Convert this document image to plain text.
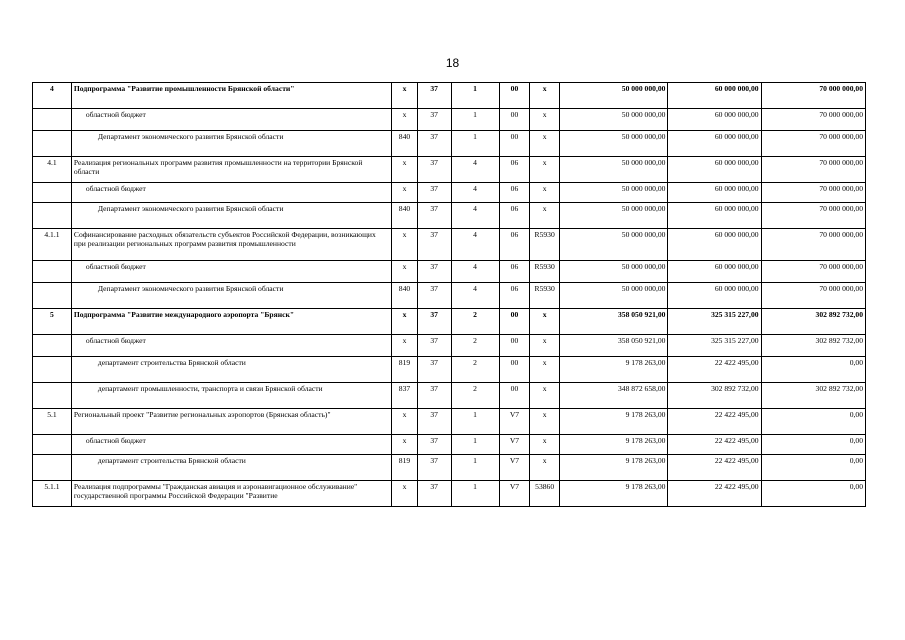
18
4	Подпрограмма "Развитие промышленности Брянской области"	х	37	1	00	х	50 000 000,00	60 000 000,00	70 000 000,00
	областной бюджет	х	37	1	00	х	50 000 000,00	60 000 000,00	70 000 000,00
	Департамент экономического развития Брянской области	840	37	1	00	х	50 000 000,00	60 000 000,00	70 000 000,00
4.1	Реализация региональных программ развития промышленности на территории Брянской области	х	37	4	06	х	50 000 000,00	60 000 000,00	70 000 000,00
	областной бюджет	х	37	4	06	х	50 000 000,00	60 000 000,00	70 000 000,00
	Департамент экономического развития Брянской области	840	37	4	06	х	50 000 000,00	60 000 000,00	70 000 000,00
4.1.1	Софинансирование расходных обязательств субъектов Российской Федерации, возникающих при реализации региональных программ развития промышленности	х	37	4	06	R5930	50 000 000,00	60 000 000,00	70 000 000,00
	областной бюджет	х	37	4	06	R5930	50 000 000,00	60 000 000,00	70 000 000,00
	Департамент экономического развития Брянской области	840	37	4	06	R5930	50 000 000,00	60 000 000,00	70 000 000,00
5	Подпрограмма "Развитие международного аэропорта "Брянск"	х	37	2	00	х	358 050 921,00	325 315 227,00	302 892 732,00
	областной бюджет	х	37	2	00	х	358 050 921,00	325 315 227,00	302 892 732,00
	департамент строительства Брянской области	819	37	2	00	х	9 178 263,00	22 422 495,00	0,00
	департамент промышленности, транспорта и связи Брянской области	837	37	2	00	х	348 872 658,00	302 892 732,00	302 892 732,00
5.1	Региональный проект "Развитие региональных аэропортов (Брянская область)"	х	37	1	V7	х	9 178 263,00	22 422 495,00	0,00
	областной бюджет	х	37	1	V7	х	9 178 263,00	22 422 495,00	0,00
	департамент строительства Брянской области	819	37	1	V7	х	9 178 263,00	22 422 495,00	0,00
5.1.1	Реализация подпрограммы "Гражданская авиация и аэронавигационное обслуживание" государственной программы Российской Федерации "Развитие	х	37	1	V7	53860	9 178 263,00	22 422 495,00	0,00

━━━

- [WRITTEN EXERCISE] Omit all pictures while transcribing the entries verbatim.

- [OUTPUT BELOW]
Convert this document image to plain text.
18
4	Подпрограмма "Развитие промышленности Брянской области"	х	37	1	00	х	50 000 000,00	60 000 000,00	70 000 000,00
	областной бюджет	х	37	1	00	х	50 000 000,00	60 000 000,00	70 000 000,00
	Департамент экономического развития Брянской области	840	37	1	00	х	50 000 000,00	60 000 000,00	70 000 000,00
4.1	Реализация региональных программ развития промышленности на территории Брянской области	х	37	4	06	х	50 000 000,00	60 000 000,00	70 000 000,00
	областной бюджет	х	37	4	06	х	50 000 000,00	60 000 000,00	70 000 000,00
	Департамент экономического развития Брянской области	840	37	4	06	х	50 000 000,00	60 000 000,00	70 000 000,00
4.1.1	Софинансирование расходных обязательств субъектов Российской Федерации, возникающих при реализации региональных программ развития промышленности	х	37	4	06	R5930	50 000 000,00	60 000 000,00	70 000 000,00
	областной бюджет	х	37	4	06	R5930	50 000 000,00	60 000 000,00	70 000 000,00
	Департамент экономического развития Брянской области	840	37	4	06	R5930	50 000 000,00	60 000 000,00	70 000 000,00
5	Подпрограмма "Развитие международного аэропорта "Брянск"	х	37	2	00	х	358 050 921,00	325 315 227,00	302 892 732,00
	областной бюджет	х	37	2	00	х	358 050 921,00	325 315 227,00	302 892 732,00
	департамент строительства Брянской области	819	37	2	00	х	9 178 263,00	22 422 495,00	0,00
	департамент промышленности, транспорта и связи Брянской области	837	37	2	00	х	348 872 658,00	302 892 732,00	302 892 732,00
5.1	Региональный проект "Развитие региональных аэропортов (Брянская область)"	х	37	1	V7	х	9 178 263,00	22 422 495,00	0,00
	областной бюджет	х	37	1	V7	х	9 178 263,00	22 422 495,00	0,00
	департамент строительства Брянской области	819	37	1	V7	х	9 178 263,00	22 422 495,00	0,00
5.1.1	Реализация подпрограммы "Гражданская авиация и аэронавигационное обслуживание" государственной программы Российской Федерации "Развитие	х	37	1	V7	53860	9 178 263,00	22 422 495,00	0,00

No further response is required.